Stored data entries
++++++

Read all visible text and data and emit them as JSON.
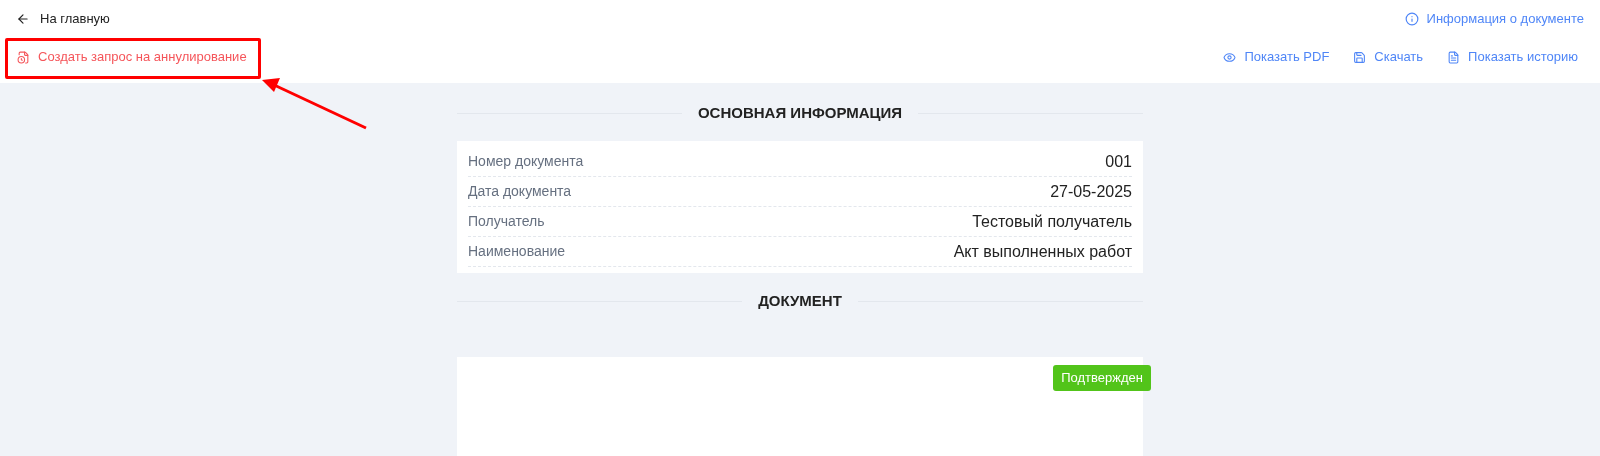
{
  "header": {
    "back_link": "На главную",
    "info_link": "Информация о документе",
    "cancel_request_button": "Создать запрос на аннулирование",
    "actions": [
      {
        "kind": "eye",
        "label": "Показать PDF"
      },
      {
        "kind": "save",
        "label": "Скачать"
      },
      {
        "kind": "history",
        "label": "Показать историю"
      }
    ]
  },
  "main_info": {
    "title": "ОСНОВНАЯ ИНФОРМАЦИЯ",
    "fields": [
      {
        "label": "Номер документа",
        "value": "001"
      },
      {
        "label": "Дата документа",
        "value": "27-05-2025"
      },
      {
        "label": "Получатель",
        "value": "Тестовый получатель"
      },
      {
        "label": "Наименование",
        "value": "Акт выполненных работ"
      }
    ]
  },
  "document": {
    "title": "ДОКУМЕНТ",
    "status": "Подтвержден"
  }
}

++++++

▶ _Task to complete_
Return the records exactly. Don't carry the pictures over.

▶ _Output for this task_
Read all visible text and data and emit them as JSON.
{
  "header": {
    "back_link": "На главную",
    "info_link": "Информация о документе",
    "cancel_request_button": "Создать запрос на аннулирование",
    "actions": [
      {
        "kind": "eye",
        "label": "Показать PDF"
      },
      {
        "kind": "save",
        "label": "Скачать"
      },
      {
        "kind": "history",
        "label": "Показать историю"
      }
    ]
  },
  "main_info": {
    "title": "ОСНОВНАЯ ИНФОРМАЦИЯ",
    "fields": [
      {
        "label": "Номер документа",
        "value": "001"
      },
      {
        "label": "Дата документа",
        "value": "27-05-2025"
      },
      {
        "label": "Получатель",
        "value": "Тестовый получатель"
      },
      {
        "label": "Наименование",
        "value": "Акт выполненных работ"
      }
    ]
  },
  "document": {
    "title": "ДОКУМЕНТ",
    "status": "Подтвержден"
  }
}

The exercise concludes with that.